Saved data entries
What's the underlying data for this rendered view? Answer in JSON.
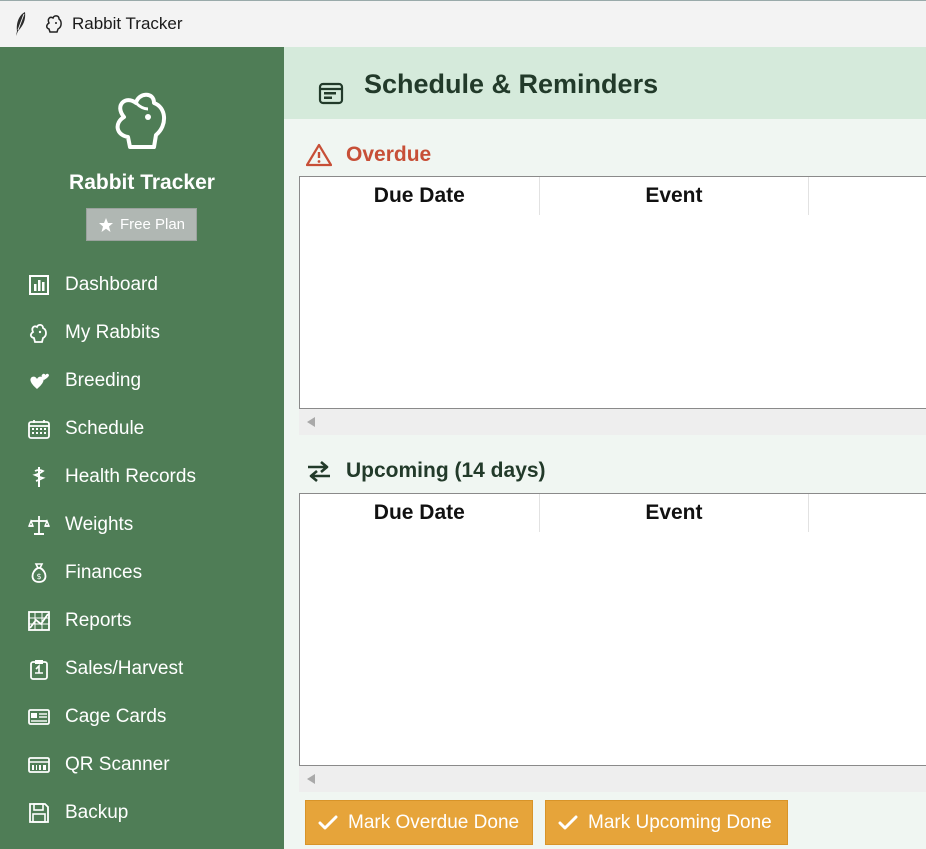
{
  "window": {
    "title": "Rabbit Tracker"
  },
  "sidebar": {
    "brand": "Rabbit Tracker",
    "plan": "Free Plan",
    "items": [
      {
        "label": "Dashboard",
        "icon": "bar-chart-icon"
      },
      {
        "label": "My Rabbits",
        "icon": "rabbit-icon"
      },
      {
        "label": "Breeding",
        "icon": "hearts-icon"
      },
      {
        "label": "Schedule",
        "icon": "calendar-icon"
      },
      {
        "label": "Health Records",
        "icon": "caduceus-icon"
      },
      {
        "label": "Weights",
        "icon": "scale-icon"
      },
      {
        "label": "Finances",
        "icon": "money-bag-icon"
      },
      {
        "label": "Reports",
        "icon": "chart-grid-icon"
      },
      {
        "label": "Sales/Harvest",
        "icon": "clipboard-icon"
      },
      {
        "label": "Cage Cards",
        "icon": "card-icon"
      },
      {
        "label": "QR Scanner",
        "icon": "scanner-icon"
      },
      {
        "label": "Backup",
        "icon": "floppy-icon"
      }
    ]
  },
  "main": {
    "title": "Schedule & Reminders",
    "overdue": {
      "title": "Overdue",
      "columns": [
        "Due Date",
        "Event",
        ""
      ]
    },
    "upcoming": {
      "title": "Upcoming (14 days)",
      "columns": [
        "Due Date",
        "Event",
        ""
      ]
    },
    "buttons": {
      "mark_overdue": "Mark Overdue Done",
      "mark_upcoming": "Mark Upcoming Done"
    }
  },
  "colors": {
    "sidebar_bg": "#4f7d56",
    "header_bg": "#d5eadb",
    "overdue_accent": "#c74f37",
    "button_bg": "#e6a43a"
  }
}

Goal of the exercise: Return all of the entries exactly as written, but drop any pictures they hold.

Result for this task:
What's the underlying data for this rendered view? Answer in JSON.
{
  "window": {
    "title": "Rabbit Tracker"
  },
  "sidebar": {
    "brand": "Rabbit Tracker",
    "plan": "Free Plan",
    "items": [
      {
        "label": "Dashboard",
        "icon": "bar-chart-icon"
      },
      {
        "label": "My Rabbits",
        "icon": "rabbit-icon"
      },
      {
        "label": "Breeding",
        "icon": "hearts-icon"
      },
      {
        "label": "Schedule",
        "icon": "calendar-icon"
      },
      {
        "label": "Health Records",
        "icon": "caduceus-icon"
      },
      {
        "label": "Weights",
        "icon": "scale-icon"
      },
      {
        "label": "Finances",
        "icon": "money-bag-icon"
      },
      {
        "label": "Reports",
        "icon": "chart-grid-icon"
      },
      {
        "label": "Sales/Harvest",
        "icon": "clipboard-icon"
      },
      {
        "label": "Cage Cards",
        "icon": "card-icon"
      },
      {
        "label": "QR Scanner",
        "icon": "scanner-icon"
      },
      {
        "label": "Backup",
        "icon": "floppy-icon"
      }
    ]
  },
  "main": {
    "title": "Schedule & Reminders",
    "overdue": {
      "title": "Overdue",
      "columns": [
        "Due Date",
        "Event",
        ""
      ]
    },
    "upcoming": {
      "title": "Upcoming (14 days)",
      "columns": [
        "Due Date",
        "Event",
        ""
      ]
    },
    "buttons": {
      "mark_overdue": "Mark Overdue Done",
      "mark_upcoming": "Mark Upcoming Done"
    }
  },
  "colors": {
    "sidebar_bg": "#4f7d56",
    "header_bg": "#d5eadb",
    "overdue_accent": "#c74f37",
    "button_bg": "#e6a43a"
  }
}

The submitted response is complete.